__Task objective__: Copy each line that has the string "ширина" somewhere in it.
+ + + +
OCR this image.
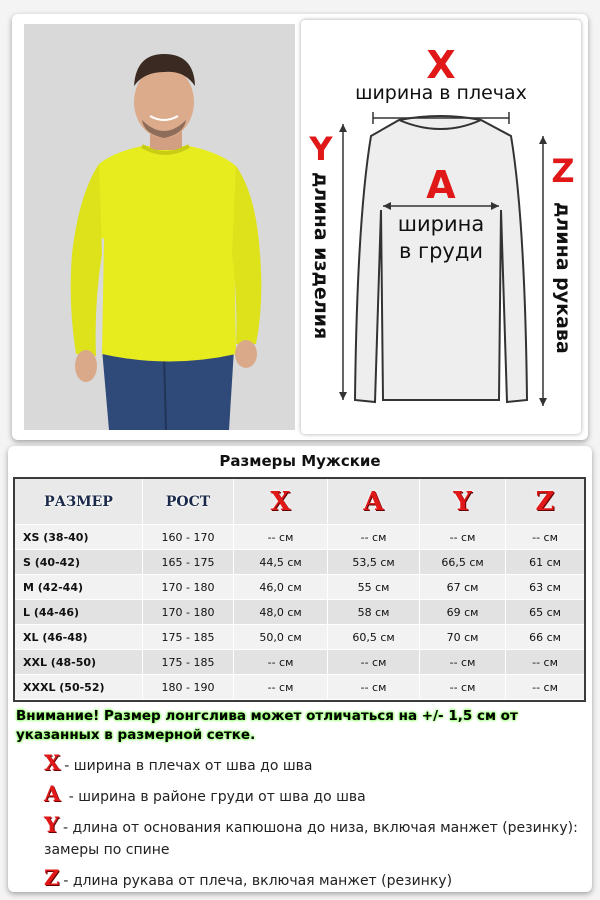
X
ширина в плечах
A
ширина
в груди
Y
длина изделия
Z
длина рукава
Размеры Мужские
РАЗМЕР	РОСТ	X	A	Y	Z
XS (38-40)	160 - 170	-- см	-- см	-- см	-- см
S (40-42)	165 - 175	44,5 см	53,5 см	66,5 см	61 см
M (42-44)	170 - 180	46,0 см	55 см	67 см	63 см
L (44-46)	170 - 180	48,0 см	58 см	69 см	65 см
XL (46-48)	175 - 185	50,0 см	60,5 см	70 см	66 см
XXL (48-50)	175 - 185	-- см	-- см	-- см	-- см
XXXL (50-52)	180 - 190	-- см	-- см	-- см	-- см
Внимание! Размер лонгслива может отличаться на +/- 1,5 см от указанных в размерной сетке.
X - ширина в плечах от шва до шва
A - ширина в районе груди от шва до шва
Y - длина от основания капюшона до низа, включая манжет (резинку): замеры по спине
Z - длина рукава от плеча, включая манжет (резинку)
+ + + +
__Result for this exercise__:
ширина в плечах
ширина
X - ширина в плечах от шва до шва
A - ширина в районе груди от шва до шва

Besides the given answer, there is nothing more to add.